▶ _RECORDED INFORMATION_:
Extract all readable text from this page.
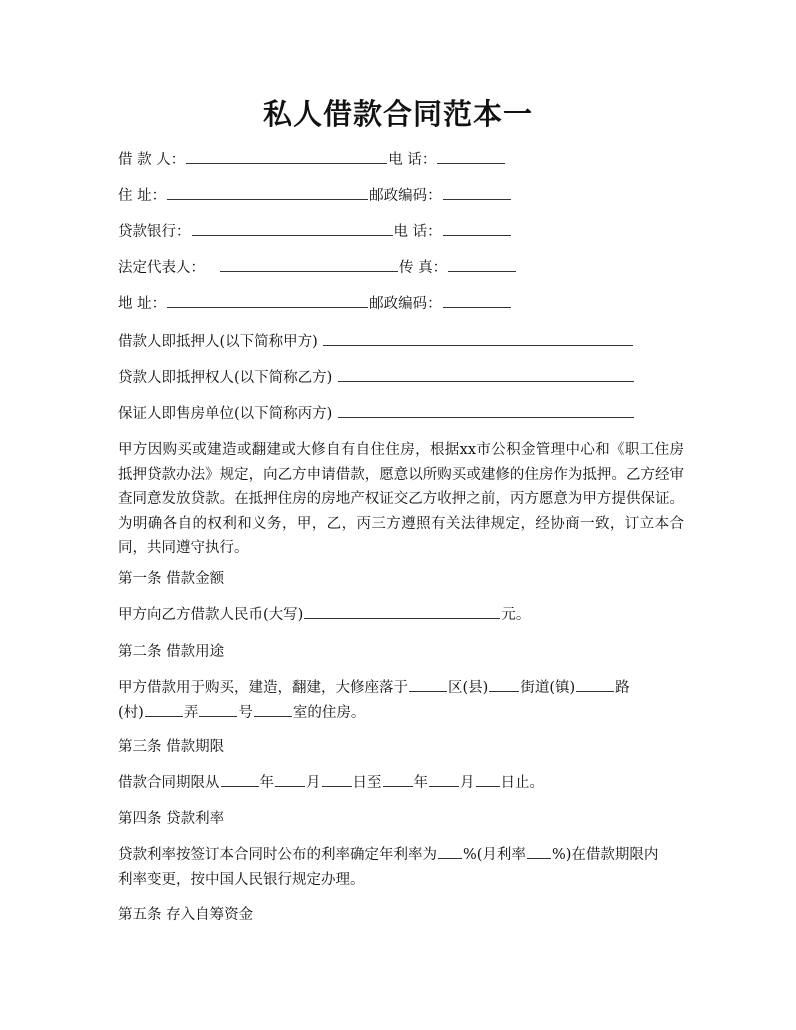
私人借款合同范本一
借 款 人：	电 话：
住 址：	邮政编码：
贷款银行：	电 话：
法定代表人：	传 真：
地 址：	邮政编码：
借款人即抵押人(以下简称甲方)
贷款人即抵押权人(以下简称乙方)
保证人即售房单位(以下简称丙方)
甲方因购买或建造或翻建或大修自有自住住房，根据xx市公积金管理中心和《职工住房抵押贷款办法》规定，向乙方申请借款，愿意以所购买或建修的住房作为抵押。乙方经审查同意发放贷款。在抵押住房的房地产权证交乙方收押之前，丙方愿意为甲方提供保证。为明确各自的权利和义务，甲，乙，丙三方遵照有关法律规定，经协商一致，订立本合同，共同遵守执行。
第一条 借款金额
甲方向乙方借款人民币(大写)	元。
第二条 借款用途
甲方借款用于购买，建造，翻建，大修座落于	区(县) 街道(镇)	路
(村)	弄	号	室的住房。
第三条 借款期限
借款合同期限从	年 月 日至 年 月 日止。
第四条 贷款利率
贷款利率按签订本合同时公布的利率确定年利率为 %(月利率 %)在借款期限内
利率变更，按中国人民银行规定办理。
第五条 存入自筹资金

▶ _PROBLEM REQUIREMENTS_: Produce an exact copy of each line of data, skipping embedded images.

▶ _RESPONSE TO THIS EXERCISE_:
Extract all readable text from this page.
私人借款合同范本一
借 款 人：	电 话：
住 址：	邮政编码：
贷款银行：	电 话：
法定代表人：	传 真：
地 址：	邮政编码：
借款人即抵押人(以下简称甲方)
贷款人即抵押权人(以下简称乙方)
保证人即售房单位(以下简称丙方)
甲方因购买或建造或翻建或大修自有自住住房，根据xx市公积金管理中心和《职工住房抵押贷款办法》规定，向乙方申请借款，愿意以所购买或建修的住房作为抵押。乙方经审查同意发放贷款。在抵押住房的房地产权证交乙方收押之前，丙方愿意为甲方提供保证。为明确各自的权利和义务，甲，乙，丙三方遵照有关法律规定，经协商一致，订立本合同，共同遵守执行。
第一条 借款金额
甲方向乙方借款人民币(大写)	元。
第二条 借款用途
甲方借款用于购买，建造，翻建，大修座落于	区(县) 街道(镇)	路
(村)	弄	号	室的住房。
第三条 借款期限
借款合同期限从	年 月 日至 年 月 日止。
第四条 贷款利率
贷款利率按签订本合同时公布的利率确定年利率为 %(月利率 %)在借款期限内
利率变更，按中国人民银行规定办理。
第五条 存入自筹资金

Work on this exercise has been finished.